**Records for the exercise**
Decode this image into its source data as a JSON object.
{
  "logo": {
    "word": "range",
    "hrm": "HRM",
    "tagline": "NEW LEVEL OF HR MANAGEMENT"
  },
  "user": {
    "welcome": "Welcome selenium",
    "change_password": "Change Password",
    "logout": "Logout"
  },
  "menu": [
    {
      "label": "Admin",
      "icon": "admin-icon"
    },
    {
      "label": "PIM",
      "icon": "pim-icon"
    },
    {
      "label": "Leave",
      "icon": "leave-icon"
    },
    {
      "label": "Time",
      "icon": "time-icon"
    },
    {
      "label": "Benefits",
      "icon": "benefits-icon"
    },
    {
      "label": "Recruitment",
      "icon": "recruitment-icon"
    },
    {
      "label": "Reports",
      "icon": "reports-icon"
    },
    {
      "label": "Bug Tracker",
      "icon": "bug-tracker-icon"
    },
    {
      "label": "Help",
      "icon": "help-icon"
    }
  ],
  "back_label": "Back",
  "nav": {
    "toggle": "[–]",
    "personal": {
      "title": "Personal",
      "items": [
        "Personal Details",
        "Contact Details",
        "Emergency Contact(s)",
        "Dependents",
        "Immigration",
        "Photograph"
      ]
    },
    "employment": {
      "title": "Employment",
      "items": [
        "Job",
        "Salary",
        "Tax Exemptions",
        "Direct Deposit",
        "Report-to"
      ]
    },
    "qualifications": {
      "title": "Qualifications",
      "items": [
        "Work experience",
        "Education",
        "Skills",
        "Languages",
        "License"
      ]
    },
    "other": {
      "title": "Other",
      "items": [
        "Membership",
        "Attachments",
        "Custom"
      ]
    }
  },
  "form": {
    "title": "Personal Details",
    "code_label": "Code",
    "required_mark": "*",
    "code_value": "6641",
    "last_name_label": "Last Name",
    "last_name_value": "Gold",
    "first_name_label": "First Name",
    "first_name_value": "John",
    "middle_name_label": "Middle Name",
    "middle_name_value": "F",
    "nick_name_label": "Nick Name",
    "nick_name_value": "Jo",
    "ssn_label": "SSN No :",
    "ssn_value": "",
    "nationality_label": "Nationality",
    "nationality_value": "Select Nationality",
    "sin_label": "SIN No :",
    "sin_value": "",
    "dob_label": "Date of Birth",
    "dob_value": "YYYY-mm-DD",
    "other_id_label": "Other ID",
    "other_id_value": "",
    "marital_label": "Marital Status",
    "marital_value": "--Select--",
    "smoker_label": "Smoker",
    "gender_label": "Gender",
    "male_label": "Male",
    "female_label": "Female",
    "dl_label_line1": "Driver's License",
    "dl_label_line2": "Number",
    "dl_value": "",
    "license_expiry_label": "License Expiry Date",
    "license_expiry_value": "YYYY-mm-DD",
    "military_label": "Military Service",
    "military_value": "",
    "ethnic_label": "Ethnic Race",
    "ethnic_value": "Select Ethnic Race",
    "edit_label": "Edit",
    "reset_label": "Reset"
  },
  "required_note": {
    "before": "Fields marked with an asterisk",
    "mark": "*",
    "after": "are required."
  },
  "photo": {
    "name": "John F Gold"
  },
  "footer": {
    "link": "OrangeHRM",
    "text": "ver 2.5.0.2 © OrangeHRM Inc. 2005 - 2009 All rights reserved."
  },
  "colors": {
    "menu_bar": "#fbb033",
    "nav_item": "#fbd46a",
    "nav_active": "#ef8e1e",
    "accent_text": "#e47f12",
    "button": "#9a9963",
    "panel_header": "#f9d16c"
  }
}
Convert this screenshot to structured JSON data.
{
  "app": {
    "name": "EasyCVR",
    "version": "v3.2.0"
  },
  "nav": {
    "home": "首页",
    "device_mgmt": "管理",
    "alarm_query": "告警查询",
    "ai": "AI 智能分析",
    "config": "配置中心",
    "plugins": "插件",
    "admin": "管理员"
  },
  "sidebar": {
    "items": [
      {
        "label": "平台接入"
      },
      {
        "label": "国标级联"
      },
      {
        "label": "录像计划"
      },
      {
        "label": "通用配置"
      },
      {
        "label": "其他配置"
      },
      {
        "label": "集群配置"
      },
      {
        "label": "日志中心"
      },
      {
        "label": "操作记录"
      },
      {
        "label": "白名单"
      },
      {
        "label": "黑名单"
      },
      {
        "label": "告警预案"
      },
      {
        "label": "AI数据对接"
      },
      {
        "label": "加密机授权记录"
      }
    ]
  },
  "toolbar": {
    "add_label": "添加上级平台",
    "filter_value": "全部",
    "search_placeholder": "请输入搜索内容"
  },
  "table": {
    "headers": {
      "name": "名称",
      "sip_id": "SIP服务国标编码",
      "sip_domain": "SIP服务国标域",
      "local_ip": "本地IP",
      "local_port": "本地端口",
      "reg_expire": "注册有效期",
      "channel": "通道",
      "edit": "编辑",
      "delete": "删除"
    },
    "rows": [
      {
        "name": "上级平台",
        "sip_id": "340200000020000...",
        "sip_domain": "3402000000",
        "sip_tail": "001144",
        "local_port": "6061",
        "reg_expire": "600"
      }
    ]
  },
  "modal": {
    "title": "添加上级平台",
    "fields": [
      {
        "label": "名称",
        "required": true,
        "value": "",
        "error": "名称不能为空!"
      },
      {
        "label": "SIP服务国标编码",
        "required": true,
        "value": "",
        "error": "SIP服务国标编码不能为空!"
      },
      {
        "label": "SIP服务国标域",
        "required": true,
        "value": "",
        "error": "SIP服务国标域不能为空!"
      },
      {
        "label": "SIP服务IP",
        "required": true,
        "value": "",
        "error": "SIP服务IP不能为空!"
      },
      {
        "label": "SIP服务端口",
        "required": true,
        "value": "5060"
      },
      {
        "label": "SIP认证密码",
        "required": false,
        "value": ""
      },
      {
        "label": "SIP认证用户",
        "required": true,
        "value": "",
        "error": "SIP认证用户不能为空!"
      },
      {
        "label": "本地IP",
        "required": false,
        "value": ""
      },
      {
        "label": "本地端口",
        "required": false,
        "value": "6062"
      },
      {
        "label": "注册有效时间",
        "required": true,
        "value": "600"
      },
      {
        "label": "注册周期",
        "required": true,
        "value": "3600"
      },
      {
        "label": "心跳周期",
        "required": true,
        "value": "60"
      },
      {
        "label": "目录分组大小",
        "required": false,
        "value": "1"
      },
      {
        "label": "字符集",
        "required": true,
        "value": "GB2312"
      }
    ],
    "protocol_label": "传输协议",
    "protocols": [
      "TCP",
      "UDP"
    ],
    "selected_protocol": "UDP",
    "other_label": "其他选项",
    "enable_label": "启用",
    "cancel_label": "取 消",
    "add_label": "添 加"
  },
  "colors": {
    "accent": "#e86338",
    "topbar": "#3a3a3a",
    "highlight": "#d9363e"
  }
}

**Task statement**
Copy all the records above exactly, missing none.

**Answer to this problem**
Decode this image into its source data as a JSON object.
{
  "logo": {
    "word": "range",
    "hrm": "HRM",
    "tagline": "NEW LEVEL OF HR MANAGEMENT"
  },
  "user": {
    "welcome": "Welcome selenium",
    "change_password": "Change Password",
    "logout": "Logout"
  },
  "menu": [
    {
      "label": "Admin",
      "icon": "admin-icon"
    },
    {
      "label": "PIM",
      "icon": "pim-icon"
    },
    {
      "label": "Leave",
      "icon": "leave-icon"
    },
    {
      "label": "Time",
      "icon": "time-icon"
    },
    {
      "label": "Benefits",
      "icon": "benefits-icon"
    },
    {
      "label": "Recruitment",
      "icon": "recruitment-icon"
    },
    {
      "label": "Reports",
      "icon": "reports-icon"
    },
    {
      "label": "Bug Tracker",
      "icon": "bug-tracker-icon"
    },
    {
      "label": "Help",
      "icon": "help-icon"
    }
  ],
  "back_label": "Back",
  "nav": {
    "toggle": "[–]",
    "personal": {
      "title": "Personal",
      "items": [
        "Personal Details",
        "Contact Details",
        "Emergency Contact(s)",
        "Dependents",
        "Immigration",
        "Photograph"
      ]
    },
    "employment": {
      "title": "Employment",
      "items": [
        "Job",
        "Salary",
        "Tax Exemptions",
        "Direct Deposit",
        "Report-to"
      ]
    },
    "qualifications": {
      "title": "Qualifications",
      "items": [
        "Work experience",
        "Education",
        "Skills",
        "Languages",
        "License"
      ]
    },
    "other": {
      "title": "Other",
      "items": [
        "Membership",
        "Attachments",
        "Custom"
      ]
    }
  },
  "form": {
    "title": "Personal Details",
    "code_label": "Code",
    "required_mark": "*",
    "code_value": "6641",
    "last_name_label": "Last Name",
    "last_name_value": "Gold",
    "first_name_label": "First Name",
    "first_name_value": "John",
    "middle_name_label": "Middle Name",
    "middle_name_value": "F",
    "nick_name_label": "Nick Name",
    "nick_name_value": "Jo",
    "ssn_label": "SSN No :",
    "ssn_value": "",
    "nationality_label": "Nationality",
    "nationality_value": "Select Nationality",
    "sin_label": "SIN No :",
    "sin_value": "",
    "dob_label": "Date of Birth",
    "dob_value": "YYYY-mm-DD",
    "other_id_label": "Other ID",
    "other_id_value": "",
    "marital_label": "Marital Status",
    "marital_value": "--Select--",
    "smoker_label": "Smoker",
    "gender_label": "Gender",
    "male_label": "Male",
    "female_label": "Female",
    "dl_label_line1": "Driver's License",
    "dl_label_line2": "Number",
    "dl_value": "",
    "license_expiry_label": "License Expiry Date",
    "license_expiry_value": "YYYY-mm-DD",
    "military_label": "Military Service",
    "military_value": "",
    "ethnic_label": "Ethnic Race",
    "ethnic_value": "Select Ethnic Race",
    "edit_label": "Edit",
    "reset_label": "Reset"
  },
  "required_note": {
    "before": "Fields marked with an asterisk",
    "mark": "*",
    "after": "are required."
  },
  "photo": {
    "name": "John F Gold"
  },
  "footer": {
    "link": "OrangeHRM",
    "text": "ver 2.5.0.2 © OrangeHRM Inc. 2005 - 2009 All rights reserved."
  },
  "colors": {
    "menu_bar": "#fbb033",
    "nav_item": "#fbd46a",
    "nav_active": "#ef8e1e",
    "accent_text": "#e47f12",
    "button": "#9a9963",
    "panel_header": "#f9d16c"
  }
}
Convert this screenshot to structured JSON data.
{
  "app": {
    "name": "EasyCVR",
    "version": "v3.2.0"
  },
  "nav": {
    "home": "首页",
    "device_mgmt": "管理",
    "alarm_query": "告警查询",
    "ai": "AI 智能分析",
    "config": "配置中心",
    "plugins": "插件",
    "admin": "管理员"
  },
  "sidebar": {
    "items": [
      {
        "label": "平台接入"
      },
      {
        "label": "国标级联"
      },
      {
        "label": "录像计划"
      },
      {
        "label": "通用配置"
      },
      {
        "label": "其他配置"
      },
      {
        "label": "集群配置"
      },
      {
        "label": "日志中心"
      },
      {
        "label": "操作记录"
      },
      {
        "label": "白名单"
      },
      {
        "label": "黑名单"
      },
      {
        "label": "告警预案"
      },
      {
        "label": "AI数据对接"
      },
      {
        "label": "加密机授权记录"
      }
    ]
  },
  "toolbar": {
    "add_label": "添加上级平台",
    "filter_value": "全部",
    "search_placeholder": "请输入搜索内容"
  },
  "table": {
    "headers": {
      "name": "名称",
      "sip_id": "SIP服务国标编码",
      "sip_domain": "SIP服务国标域",
      "local_ip": "本地IP",
      "local_port": "本地端口",
      "reg_expire": "注册有效期",
      "channel": "通道",
      "edit": "编辑",
      "delete": "删除"
    },
    "rows": [
      {
        "name": "上级平台",
        "sip_id": "340200000020000...",
        "sip_domain": "3402000000",
        "sip_tail": "001144",
        "local_port": "6061",
        "reg_expire": "600"
      }
    ]
  },
  "modal": {
    "title": "添加上级平台",
    "fields": [
      {
        "label": "名称",
        "required": true,
        "value": "",
        "error": "名称不能为空!"
      },
      {
        "label": "SIP服务国标编码",
        "required": true,
        "value": "",
        "error": "SIP服务国标编码不能为空!"
      },
      {
        "label": "SIP服务国标域",
        "required": true,
        "value": "",
        "error": "SIP服务国标域不能为空!"
      },
      {
        "label": "SIP服务IP",
        "required": true,
        "value": "",
        "error": "SIP服务IP不能为空!"
      },
      {
        "label": "SIP服务端口",
        "required": true,
        "value": "5060"
      },
      {
        "label": "SIP认证密码",
        "required": false,
        "value": ""
      },
      {
        "label": "SIP认证用户",
        "required": true,
        "value": "",
        "error": "SIP认证用户不能为空!"
      },
      {
        "label": "本地IP",
        "required": false,
        "value": ""
      },
      {
        "label": "本地端口",
        "required": false,
        "value": "6062"
      },
      {
        "label": "注册有效时间",
        "required": true,
        "value": "600"
      },
      {
        "label": "注册周期",
        "required": true,
        "value": "3600"
      },
      {
        "label": "心跳周期",
        "required": true,
        "value": "60"
      },
      {
        "label": "目录分组大小",
        "required": false,
        "value": "1"
      },
      {
        "label": "字符集",
        "required": true,
        "value": "GB2312"
      }
    ],
    "protocol_label": "传输协议",
    "protocols": [
      "TCP",
      "UDP"
    ],
    "selected_protocol": "UDP",
    "other_label": "其他选项",
    "enable_label": "启用",
    "cancel_label": "取 消",
    "add_label": "添 加"
  },
  "colors": {
    "accent": "#e86338",
    "topbar": "#3a3a3a",
    "highlight": "#d9363e"
  }
}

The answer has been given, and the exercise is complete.